The data below must be copied in full and without any change.

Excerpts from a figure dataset
▽

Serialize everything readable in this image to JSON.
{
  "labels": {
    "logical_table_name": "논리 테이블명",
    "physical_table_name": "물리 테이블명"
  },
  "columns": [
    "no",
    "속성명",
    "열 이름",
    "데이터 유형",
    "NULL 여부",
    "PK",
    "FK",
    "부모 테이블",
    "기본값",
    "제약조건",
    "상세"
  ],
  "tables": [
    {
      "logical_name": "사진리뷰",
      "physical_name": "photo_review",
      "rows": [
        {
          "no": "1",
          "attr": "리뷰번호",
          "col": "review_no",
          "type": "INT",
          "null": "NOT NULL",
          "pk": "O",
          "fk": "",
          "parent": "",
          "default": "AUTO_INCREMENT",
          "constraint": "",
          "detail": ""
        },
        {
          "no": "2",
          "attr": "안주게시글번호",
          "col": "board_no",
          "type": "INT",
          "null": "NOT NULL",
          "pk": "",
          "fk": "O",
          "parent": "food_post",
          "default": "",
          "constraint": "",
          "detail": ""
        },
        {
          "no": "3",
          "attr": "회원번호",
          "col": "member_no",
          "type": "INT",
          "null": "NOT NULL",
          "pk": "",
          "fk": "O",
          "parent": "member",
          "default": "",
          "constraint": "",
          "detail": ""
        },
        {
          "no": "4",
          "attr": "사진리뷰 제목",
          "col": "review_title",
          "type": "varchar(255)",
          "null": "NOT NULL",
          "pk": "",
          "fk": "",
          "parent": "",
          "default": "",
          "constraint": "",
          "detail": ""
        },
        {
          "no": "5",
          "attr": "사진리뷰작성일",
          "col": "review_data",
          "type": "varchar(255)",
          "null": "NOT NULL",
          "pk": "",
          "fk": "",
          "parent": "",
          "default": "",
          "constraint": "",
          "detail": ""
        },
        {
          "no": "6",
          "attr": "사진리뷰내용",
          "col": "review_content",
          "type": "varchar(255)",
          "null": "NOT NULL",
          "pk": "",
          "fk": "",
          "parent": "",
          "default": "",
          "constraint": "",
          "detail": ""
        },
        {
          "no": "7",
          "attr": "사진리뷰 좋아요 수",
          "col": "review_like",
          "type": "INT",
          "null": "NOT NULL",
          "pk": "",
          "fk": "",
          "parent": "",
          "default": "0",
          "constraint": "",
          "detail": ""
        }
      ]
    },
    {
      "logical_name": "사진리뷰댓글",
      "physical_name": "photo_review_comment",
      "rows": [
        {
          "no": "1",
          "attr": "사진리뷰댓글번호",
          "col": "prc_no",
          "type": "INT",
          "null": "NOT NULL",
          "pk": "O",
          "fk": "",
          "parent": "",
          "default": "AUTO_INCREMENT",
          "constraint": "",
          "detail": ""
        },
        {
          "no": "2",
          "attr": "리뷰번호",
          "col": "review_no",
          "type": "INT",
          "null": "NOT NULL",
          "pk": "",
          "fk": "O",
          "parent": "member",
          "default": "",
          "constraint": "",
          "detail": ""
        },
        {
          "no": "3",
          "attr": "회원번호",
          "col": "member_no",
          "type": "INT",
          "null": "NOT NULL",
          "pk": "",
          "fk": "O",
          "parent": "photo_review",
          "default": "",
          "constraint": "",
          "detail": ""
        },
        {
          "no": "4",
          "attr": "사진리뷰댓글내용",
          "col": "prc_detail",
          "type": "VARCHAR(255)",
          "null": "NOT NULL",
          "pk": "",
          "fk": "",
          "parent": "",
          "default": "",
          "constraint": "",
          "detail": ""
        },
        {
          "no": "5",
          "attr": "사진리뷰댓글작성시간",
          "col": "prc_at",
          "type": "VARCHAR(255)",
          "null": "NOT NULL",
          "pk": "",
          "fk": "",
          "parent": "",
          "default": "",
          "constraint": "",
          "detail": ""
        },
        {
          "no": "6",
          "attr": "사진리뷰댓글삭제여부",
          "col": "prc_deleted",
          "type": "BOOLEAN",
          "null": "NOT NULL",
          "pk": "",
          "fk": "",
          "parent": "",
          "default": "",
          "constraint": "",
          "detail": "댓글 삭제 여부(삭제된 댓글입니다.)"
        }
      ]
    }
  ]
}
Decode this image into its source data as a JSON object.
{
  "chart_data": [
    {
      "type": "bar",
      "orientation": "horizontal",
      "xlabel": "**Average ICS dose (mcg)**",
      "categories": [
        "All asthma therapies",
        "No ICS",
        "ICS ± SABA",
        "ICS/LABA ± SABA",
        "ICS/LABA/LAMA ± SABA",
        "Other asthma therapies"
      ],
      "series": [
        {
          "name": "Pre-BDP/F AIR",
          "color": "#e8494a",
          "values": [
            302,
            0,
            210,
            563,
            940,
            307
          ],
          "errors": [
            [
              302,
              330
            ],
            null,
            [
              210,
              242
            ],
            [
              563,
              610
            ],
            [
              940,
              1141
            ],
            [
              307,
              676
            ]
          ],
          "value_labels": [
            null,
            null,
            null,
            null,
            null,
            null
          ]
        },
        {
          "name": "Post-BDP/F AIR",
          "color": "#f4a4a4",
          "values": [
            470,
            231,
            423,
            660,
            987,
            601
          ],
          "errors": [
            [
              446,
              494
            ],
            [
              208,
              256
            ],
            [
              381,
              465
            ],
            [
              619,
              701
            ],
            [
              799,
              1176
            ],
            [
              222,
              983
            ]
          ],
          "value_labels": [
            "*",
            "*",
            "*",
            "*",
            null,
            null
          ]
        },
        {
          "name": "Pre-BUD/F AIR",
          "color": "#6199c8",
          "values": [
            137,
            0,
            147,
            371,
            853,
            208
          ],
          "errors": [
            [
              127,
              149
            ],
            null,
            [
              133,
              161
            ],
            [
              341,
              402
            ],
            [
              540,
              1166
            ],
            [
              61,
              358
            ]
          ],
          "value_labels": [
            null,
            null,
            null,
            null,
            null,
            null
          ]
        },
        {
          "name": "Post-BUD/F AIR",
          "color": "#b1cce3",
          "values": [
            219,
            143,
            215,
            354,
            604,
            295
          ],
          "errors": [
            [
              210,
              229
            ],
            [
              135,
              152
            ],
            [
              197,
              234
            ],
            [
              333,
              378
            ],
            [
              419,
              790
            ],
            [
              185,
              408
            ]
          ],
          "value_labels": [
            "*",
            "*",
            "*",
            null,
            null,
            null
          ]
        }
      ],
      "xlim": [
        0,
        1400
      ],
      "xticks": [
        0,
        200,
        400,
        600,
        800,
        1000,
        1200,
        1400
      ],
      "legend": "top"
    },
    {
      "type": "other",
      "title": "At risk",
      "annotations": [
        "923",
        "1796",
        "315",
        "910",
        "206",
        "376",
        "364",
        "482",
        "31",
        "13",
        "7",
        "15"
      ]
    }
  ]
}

△

Exercise answer:
Serialize everything readable in this image to JSON.
{
  "labels": {
    "logical_table_name": "논리 테이블명",
    "physical_table_name": "물리 테이블명"
  },
  "columns": [
    "no",
    "속성명",
    "열 이름",
    "데이터 유형",
    "NULL 여부",
    "PK",
    "FK",
    "부모 테이블",
    "기본값",
    "제약조건",
    "상세"
  ],
  "tables": [
    {
      "logical_name": "사진리뷰",
      "physical_name": "photo_review",
      "rows": [
        {
          "no": "1",
          "attr": "리뷰번호",
          "col": "review_no",
          "type": "INT",
          "null": "NOT NULL",
          "pk": "O",
          "fk": "",
          "parent": "",
          "default": "AUTO_INCREMENT",
          "constraint": "",
          "detail": ""
        },
        {
          "no": "2",
          "attr": "안주게시글번호",
          "col": "board_no",
          "type": "INT",
          "null": "NOT NULL",
          "pk": "",
          "fk": "O",
          "parent": "food_post",
          "default": "",
          "constraint": "",
          "detail": ""
        },
        {
          "no": "3",
          "attr": "회원번호",
          "col": "member_no",
          "type": "INT",
          "null": "NOT NULL",
          "pk": "",
          "fk": "O",
          "parent": "member",
          "default": "",
          "constraint": "",
          "detail": ""
        },
        {
          "no": "4",
          "attr": "사진리뷰 제목",
          "col": "review_title",
          "type": "varchar(255)",
          "null": "NOT NULL",
          "pk": "",
          "fk": "",
          "parent": "",
          "default": "",
          "constraint": "",
          "detail": ""
        },
        {
          "no": "5",
          "attr": "사진리뷰작성일",
          "col": "review_data",
          "type": "varchar(255)",
          "null": "NOT NULL",
          "pk": "",
          "fk": "",
          "parent": "",
          "default": "",
          "constraint": "",
          "detail": ""
        },
        {
          "no": "6",
          "attr": "사진리뷰내용",
          "col": "review_content",
          "type": "varchar(255)",
          "null": "NOT NULL",
          "pk": "",
          "fk": "",
          "parent": "",
          "default": "",
          "constraint": "",
          "detail": ""
        },
        {
          "no": "7",
          "attr": "사진리뷰 좋아요 수",
          "col": "review_like",
          "type": "INT",
          "null": "NOT NULL",
          "pk": "",
          "fk": "",
          "parent": "",
          "default": "0",
          "constraint": "",
          "detail": ""
        }
      ]
    },
    {
      "logical_name": "사진리뷰댓글",
      "physical_name": "photo_review_comment",
      "rows": [
        {
          "no": "1",
          "attr": "사진리뷰댓글번호",
          "col": "prc_no",
          "type": "INT",
          "null": "NOT NULL",
          "pk": "O",
          "fk": "",
          "parent": "",
          "default": "AUTO_INCREMENT",
          "constraint": "",
          "detail": ""
        },
        {
          "no": "2",
          "attr": "리뷰번호",
          "col": "review_no",
          "type": "INT",
          "null": "NOT NULL",
          "pk": "",
          "fk": "O",
          "parent": "member",
          "default": "",
          "constraint": "",
          "detail": ""
        },
        {
          "no": "3",
          "attr": "회원번호",
          "col": "member_no",
          "type": "INT",
          "null": "NOT NULL",
          "pk": "",
          "fk": "O",
          "parent": "photo_review",
          "default": "",
          "constraint": "",
          "detail": ""
        },
        {
          "no": "4",
          "attr": "사진리뷰댓글내용",
          "col": "prc_detail",
          "type": "VARCHAR(255)",
          "null": "NOT NULL",
          "pk": "",
          "fk": "",
          "parent": "",
          "default": "",
          "constraint": "",
          "detail": ""
        },
        {
          "no": "5",
          "attr": "사진리뷰댓글작성시간",
          "col": "prc_at",
          "type": "VARCHAR(255)",
          "null": "NOT NULL",
          "pk": "",
          "fk": "",
          "parent": "",
          "default": "",
          "constraint": "",
          "detail": ""
        },
        {
          "no": "6",
          "attr": "사진리뷰댓글삭제여부",
          "col": "prc_deleted",
          "type": "BOOLEAN",
          "null": "NOT NULL",
          "pk": "",
          "fk": "",
          "parent": "",
          "default": "",
          "constraint": "",
          "detail": "댓글 삭제 여부(삭제된 댓글입니다.)"
        }
      ]
    }
  ]
}
Decode this image into its source data as a JSON object.
{
  "chart_data": [
    {
      "type": "bar",
      "orientation": "horizontal",
      "xlabel": "**Average ICS dose (mcg)**",
      "categories": [
        "All asthma therapies",
        "No ICS",
        "ICS ± SABA",
        "ICS/LABA ± SABA",
        "ICS/LABA/LAMA ± SABA",
        "Other asthma therapies"
      ],
      "series": [
        {
          "name": "Pre-BDP/F AIR",
          "color": "#e8494a",
          "values": [
            302,
            0,
            210,
            563,
            940,
            307
          ],
          "errors": [
            [
              302,
              330
            ],
            null,
            [
              210,
              242
            ],
            [
              563,
              610
            ],
            [
              940,
              1141
            ],
            [
              307,
              676
            ]
          ],
          "value_labels": [
            null,
            null,
            null,
            null,
            null,
            null
          ]
        },
        {
          "name": "Post-BDP/F AIR",
          "color": "#f4a4a4",
          "values": [
            470,
            231,
            423,
            660,
            987,
            601
          ],
          "errors": [
            [
              446,
              494
            ],
            [
              208,
              256
            ],
            [
              381,
              465
            ],
            [
              619,
              701
            ],
            [
              799,
              1176
            ],
            [
              222,
              983
            ]
          ],
          "value_labels": [
            "*",
            "*",
            "*",
            "*",
            null,
            null
          ]
        },
        {
          "name": "Pre-BUD/F AIR",
          "color": "#6199c8",
          "values": [
            137,
            0,
            147,
            371,
            853,
            208
          ],
          "errors": [
            [
              127,
              149
            ],
            null,
            [
              133,
              161
            ],
            [
              341,
              402
            ],
            [
              540,
              1166
            ],
            [
              61,
              358
            ]
          ],
          "value_labels": [
            null,
            null,
            null,
            null,
            null,
            null
          ]
        },
        {
          "name": "Post-BUD/F AIR",
          "color": "#b1cce3",
          "values": [
            219,
            143,
            215,
            354,
            604,
            295
          ],
          "errors": [
            [
              210,
              229
            ],
            [
              135,
              152
            ],
            [
              197,
              234
            ],
            [
              333,
              378
            ],
            [
              419,
              790
            ],
            [
              185,
              408
            ]
          ],
          "value_labels": [
            "*",
            "*",
            "*",
            null,
            null,
            null
          ]
        }
      ],
      "xlim": [
        0,
        1400
      ],
      "xticks": [
        0,
        200,
        400,
        600,
        800,
        1000,
        1200,
        1400
      ],
      "legend": "top"
    },
    {
      "type": "other",
      "title": "At risk",
      "annotations": [
        "923",
        "1796",
        "315",
        "910",
        "206",
        "376",
        "364",
        "482",
        "31",
        "13",
        "7",
        "15"
      ]
    }
  ]
}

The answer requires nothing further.